● **Source records**:
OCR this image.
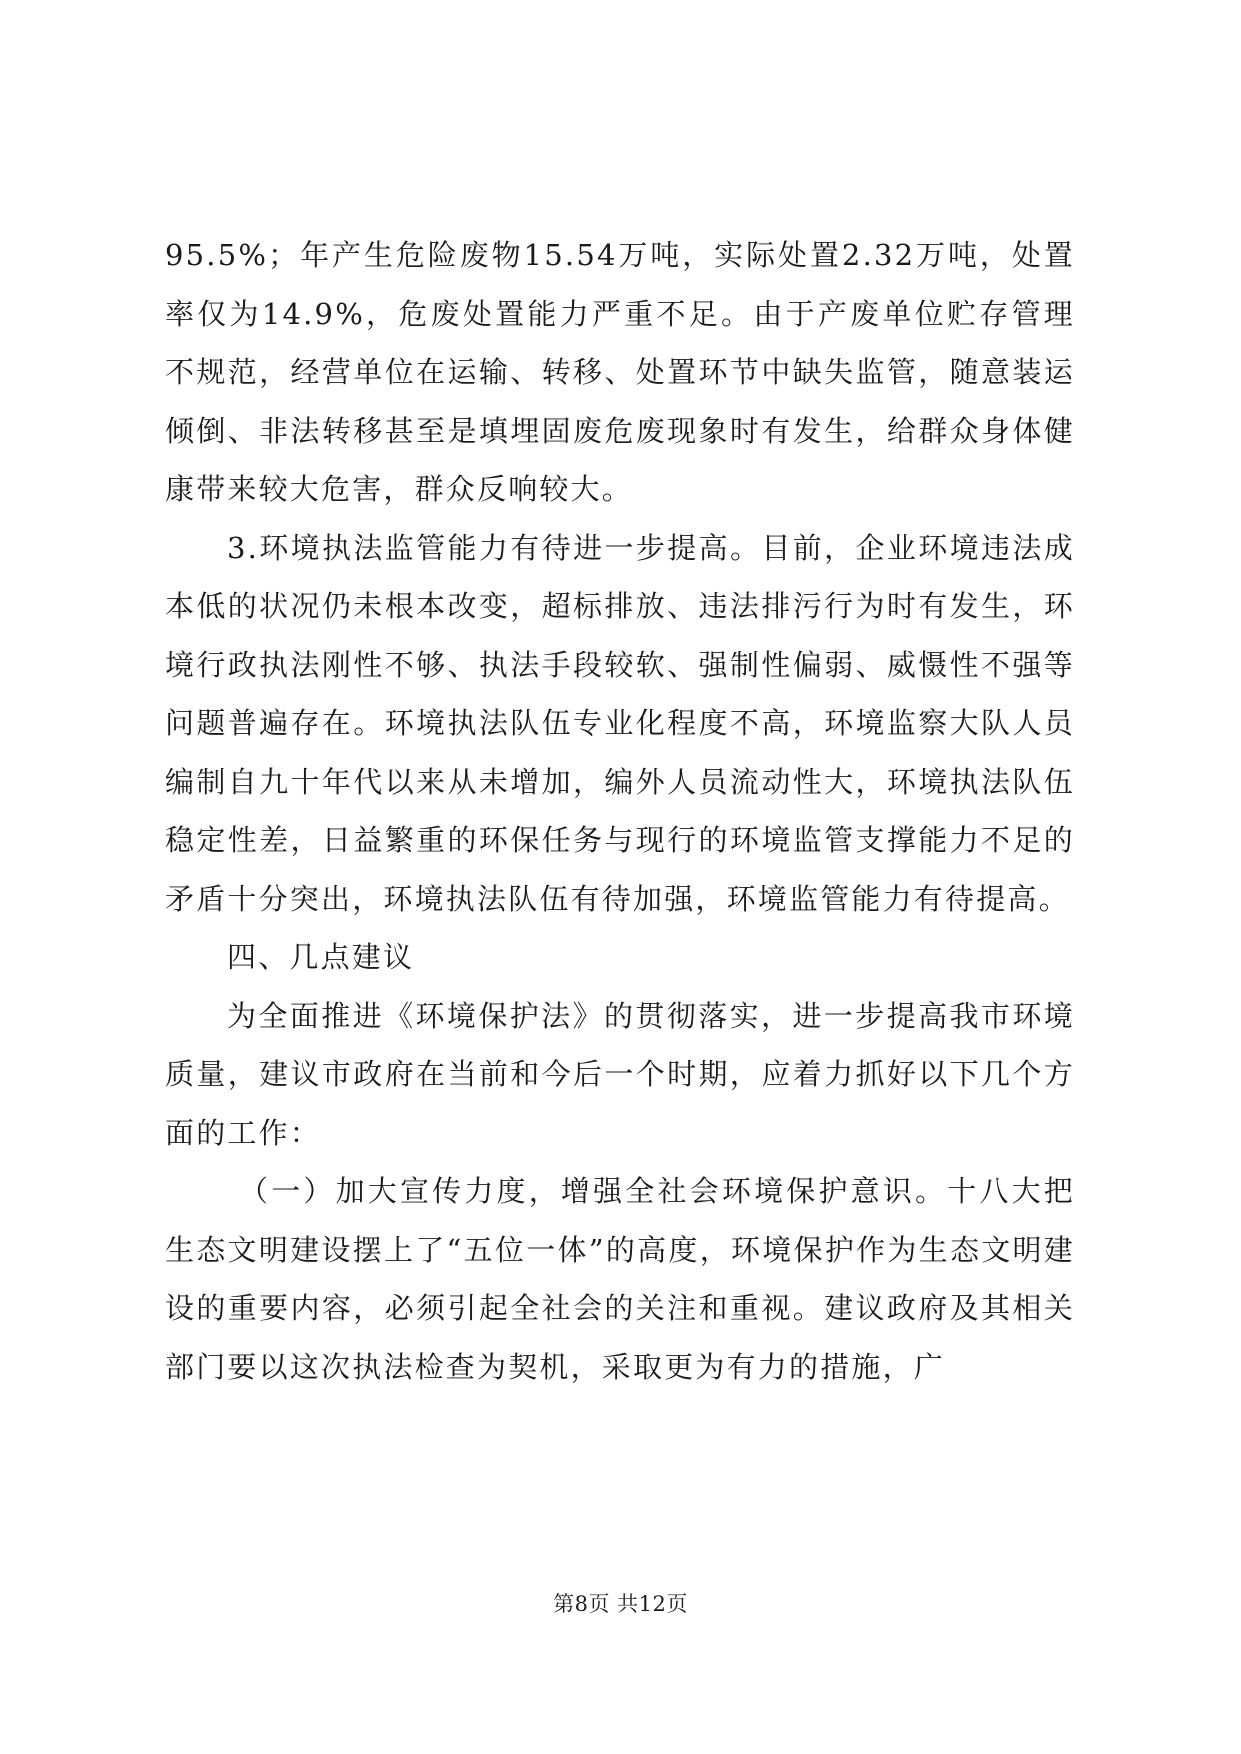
95.5%；年产生危险废物15.54万吨，实际处置2.32万吨，处置率仅为14.9%，危废处置能力严重不足。由于产废单位贮存管理不规范，经营单位在运输、转移、处置环节中缺失监管，随意装运倾倒、非法转移甚至是填埋固废危废现象时有发生，给群众身体健康带来较大危害，群众反响较大。

3.环境执法监管能力有待进一步提高。目前，企业环境违法成本低的状况仍未根本改变，超标排放、违法排污行为时有发生，环境行政执法刚性不够、执法手段较软、强制性偏弱、威慑性不强等问题普遍存在。环境执法队伍专业化程度不高，环境监察大队人员编制自九十年代以来从未增加，编外人员流动性大，环境执法队伍稳定性差，日益繁重的环保任务与现行的环境监管支撑能力不足的矛盾十分突出，环境执法队伍有待加强，环境监管能力有待提高。

四、几点建议

为全面推进《环境保护法》的贯彻落实，进一步提高我市环境质量，建议市政府在当前和今后一个时期，应着力抓好以下几个方面的工作：

（一）加大宣传力度，增强全社会环境保护意识。十八大把生态文明建设摆上了“五位一体”的高度，环境保护作为生态文明建设的重要内容，必须引起全社会的关注和重视。建议政府及其相关部门要以这次执法检查为契机，采取更为有力的措施，广

第8页 共12页
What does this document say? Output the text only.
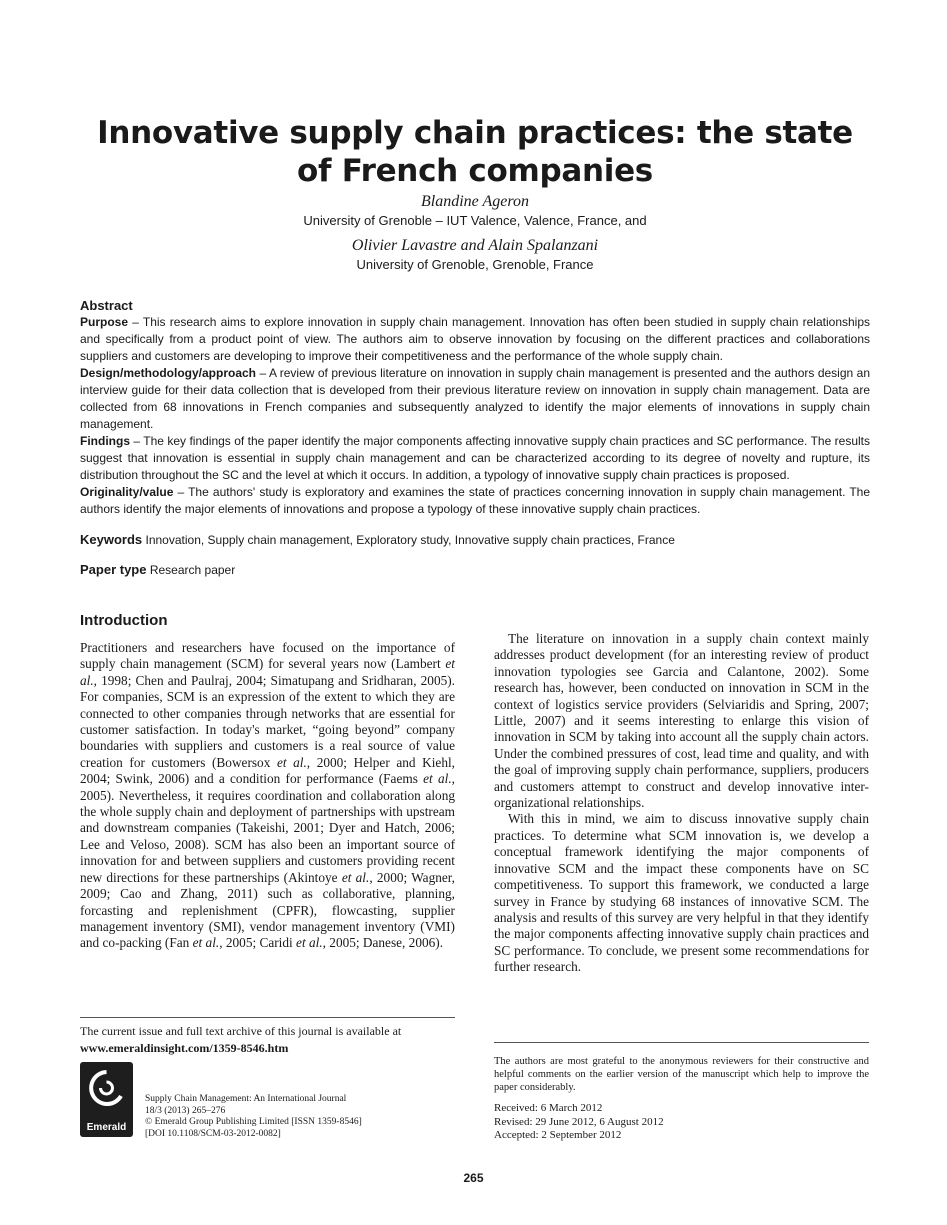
Innovative supply chain practices: the state of French companies
Blandine Ageron
University of Grenoble – IUT Valence, Valence, France, and
Olivier Lavastre and Alain Spalanzani
University of Grenoble, Grenoble, France
Abstract

Purpose – This research aims to explore innovation in supply chain management. Innovation has often been studied in supply chain relationships and specifically from a product point of view. The authors aim to observe innovation by focusing on the different practices and collaborations suppliers and customers are developing to improve their competitiveness and the performance of the whole supply chain.

Design/methodology/approach – A review of previous literature on innovation in supply chain management is presented and the authors design an interview guide for their data collection that is developed from their previous literature review on innovation in supply chain management. Data are collected from 68 innovations in French companies and subsequently analyzed to identify the major elements of innovations in supply chain management.

Findings – The key findings of the paper identify the major components affecting innovative supply chain practices and SC performance. The results suggest that innovation is essential in supply chain management and can be characterized according to its degree of novelty and rupture, its distribution throughout the SC and the level at which it occurs. In addition, a typology of innovative supply chain practices is proposed.

Originality/value – The authors' study is exploratory and examines the state of practices concerning innovation in supply chain management. The authors identify the major elements of innovations and propose a typology of these innovative supply chain practices.

Keywords Innovation, Supply chain management, Exploratory study, Innovative supply chain practices, France
Paper type Research paper
Introduction

Practitioners and researchers have focused on the importance of supply chain management (SCM) for several years now (Lambert et al., 1998; Chen and Paulraj, 2004; Simatupang and Sridharan, 2005). For companies, SCM is an expression of the extent to which they are connected to other companies through networks that are essential for customer satisfaction. In today's market, “going beyond” company boundaries with suppliers and customers is a real source of value creation for customers (Bowersox et al., 2000; Helper and Kiehl, 2004; Swink, 2006) and a condition for performance (Faems et al., 2005). Nevertheless, it requires coordination and collaboration along the whole supply chain and deployment of partnerships with upstream and downstream companies (Takeishi, 2001; Dyer and Hatch, 2006; Lee and Veloso, 2008). SCM has also been an important source of innovation for and between suppliers and customers providing recent new directions for these partnerships (Akintoye et al., 2000; Wagner, 2009; Cao and Zhang, 2011) such as collaborative, planning, forcasting and replenishment (CPFR), flowcasting, supplier management inventory (SMI), vendor management inventory (VMI) and co-packing (Fan et al., 2005; Caridi et al., 2005; Danese, 2006).

The literature on innovation in a supply chain context mainly addresses product development (for an interesting review of product innovation typologies see Garcia and Calantone, 2002). Some research has, however, been conducted on innovation in SCM in the context of logistics service providers (Selviaridis and Spring, 2007; Little, 2007) and it seems interesting to enlarge this vision of innovation in SCM by taking into account all the supply chain actors. Under the combined pressures of cost, lead time and quality, and with the goal of improving supply chain performance, suppliers, producers and customers attempt to construct and develop innovative inter-organizational relationships.

With this in mind, we aim to discuss innovative supply chain practices. To determine what SCM innovation is, we develop a conceptual framework identifying the major components of innovative SCM and the impact these components have on SC competitiveness. To support this framework, we conducted a large survey in France by studying 68 instances of innovative SCM. The analysis and results of this survey are very helpful in that they identify the major components affecting innovative supply chain practices and SC performance. To conclude, we present some recommendations for further research.

The current issue and full text archive of this journal is available at
www.emeraldinsight.com/1359-8546.htm
Emerald
Supply Chain Management: An International Journal
18/3 (2013) 265–276
© Emerald Group Publishing Limited [ISSN 1359-8546]
[DOI 10.1108/SCM-03-2012-0082]
The authors are most grateful to the anonymous reviewers for their constructive and helpful comments on the earlier version of the manuscript which help to improve the paper considerably.
Received: 6 March 2012
Revised: 29 June 2012, 6 August 2012
Accepted: 2 September 2012
265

● **Task instructions**: The records above are to be restated exactly, without their pictures.

● **Expected answer**:
OCR this image.
95.5%；年产生危险废物15.54万吨，实际处置2.32万吨，处置率仅为14.9%，危废处置能力严重不足。由于产废单位贮存管理不规范，经营单位在运输、转移、处置环节中缺失监管，随意装运倾倒、非法转移甚至是填埋固废危废现象时有发生，给群众身体健康带来较大危害，群众反响较大。

3.环境执法监管能力有待进一步提高。目前，企业环境违法成本低的状况仍未根本改变，超标排放、违法排污行为时有发生，环境行政执法刚性不够、执法手段较软、强制性偏弱、威慑性不强等问题普遍存在。环境执法队伍专业化程度不高，环境监察大队人员编制自九十年代以来从未增加，编外人员流动性大，环境执法队伍稳定性差，日益繁重的环保任务与现行的环境监管支撑能力不足的矛盾十分突出，环境执法队伍有待加强，环境监管能力有待提高。

四、几点建议

为全面推进《环境保护法》的贯彻落实，进一步提高我市环境质量，建议市政府在当前和今后一个时期，应着力抓好以下几个方面的工作：

（一）加大宣传力度，增强全社会环境保护意识。十八大把生态文明建设摆上了“五位一体”的高度，环境保护作为生态文明建设的重要内容，必须引起全社会的关注和重视。建议政府及其相关部门要以这次执法检查为契机，采取更为有力的措施，广

第8页 共12页
What does this document say? Output the text only.
Innovative supply chain practices: the state of French companies
Blandine Ageron
University of Grenoble – IUT Valence, Valence, France, and
Olivier Lavastre and Alain Spalanzani
University of Grenoble, Grenoble, France
Abstract

Purpose – This research aims to explore innovation in supply chain management. Innovation has often been studied in supply chain relationships and specifically from a product point of view. The authors aim to observe innovation by focusing on the different practices and collaborations suppliers and customers are developing to improve their competitiveness and the performance of the whole supply chain.

Design/methodology/approach – A review of previous literature on innovation in supply chain management is presented and the authors design an interview guide for their data collection that is developed from their previous literature review on innovation in supply chain management. Data are collected from 68 innovations in French companies and subsequently analyzed to identify the major elements of innovations in supply chain management.

Findings – The key findings of the paper identify the major components affecting innovative supply chain practices and SC performance. The results suggest that innovation is essential in supply chain management and can be characterized according to its degree of novelty and rupture, its distribution throughout the SC and the level at which it occurs. In addition, a typology of innovative supply chain practices is proposed.

Originality/value – The authors' study is exploratory and examines the state of practices concerning innovation in supply chain management. The authors identify the major elements of innovations and propose a typology of these innovative supply chain practices.

Keywords Innovation, Supply chain management, Exploratory study, Innovative supply chain practices, France
Paper type Research paper
Introduction

Practitioners and researchers have focused on the importance of supply chain management (SCM) for several years now (Lambert et al., 1998; Chen and Paulraj, 2004; Simatupang and Sridharan, 2005). For companies, SCM is an expression of the extent to which they are connected to other companies through networks that are essential for customer satisfaction. In today's market, “going beyond” company boundaries with suppliers and customers is a real source of value creation for customers (Bowersox et al., 2000; Helper and Kiehl, 2004; Swink, 2006) and a condition for performance (Faems et al., 2005). Nevertheless, it requires coordination and collaboration along the whole supply chain and deployment of partnerships with upstream and downstream companies (Takeishi, 2001; Dyer and Hatch, 2006; Lee and Veloso, 2008). SCM has also been an important source of innovation for and between suppliers and customers providing recent new directions for these partnerships (Akintoye et al., 2000; Wagner, 2009; Cao and Zhang, 2011) such as collaborative, planning, forcasting and replenishment (CPFR), flowcasting, supplier management inventory (SMI), vendor management inventory (VMI) and co-packing (Fan et al., 2005; Caridi et al., 2005; Danese, 2006).

The literature on innovation in a supply chain context mainly addresses product development (for an interesting review of product innovation typologies see Garcia and Calantone, 2002). Some research has, however, been conducted on innovation in SCM in the context of logistics service providers (Selviaridis and Spring, 2007; Little, 2007) and it seems interesting to enlarge this vision of innovation in SCM by taking into account all the supply chain actors. Under the combined pressures of cost, lead time and quality, and with the goal of improving supply chain performance, suppliers, producers and customers attempt to construct and develop innovative inter-organizational relationships.

With this in mind, we aim to discuss innovative supply chain practices. To determine what SCM innovation is, we develop a conceptual framework identifying the major components of innovative SCM and the impact these components have on SC competitiveness. To support this framework, we conducted a large survey in France by studying 68 instances of innovative SCM. The analysis and results of this survey are very helpful in that they identify the major components affecting innovative supply chain practices and SC performance. To conclude, we present some recommendations for further research.

The current issue and full text archive of this journal is available at
www.emeraldinsight.com/1359-8546.htm
Emerald
Supply Chain Management: An International Journal
18/3 (2013) 265–276
© Emerald Group Publishing Limited [ISSN 1359-8546]
[DOI 10.1108/SCM-03-2012-0082]
The authors are most grateful to the anonymous reviewers for their constructive and helpful comments on the earlier version of the manuscript which help to improve the paper considerably.
Received: 6 March 2012
Revised: 29 June 2012, 6 August 2012
Accepted: 2 September 2012
265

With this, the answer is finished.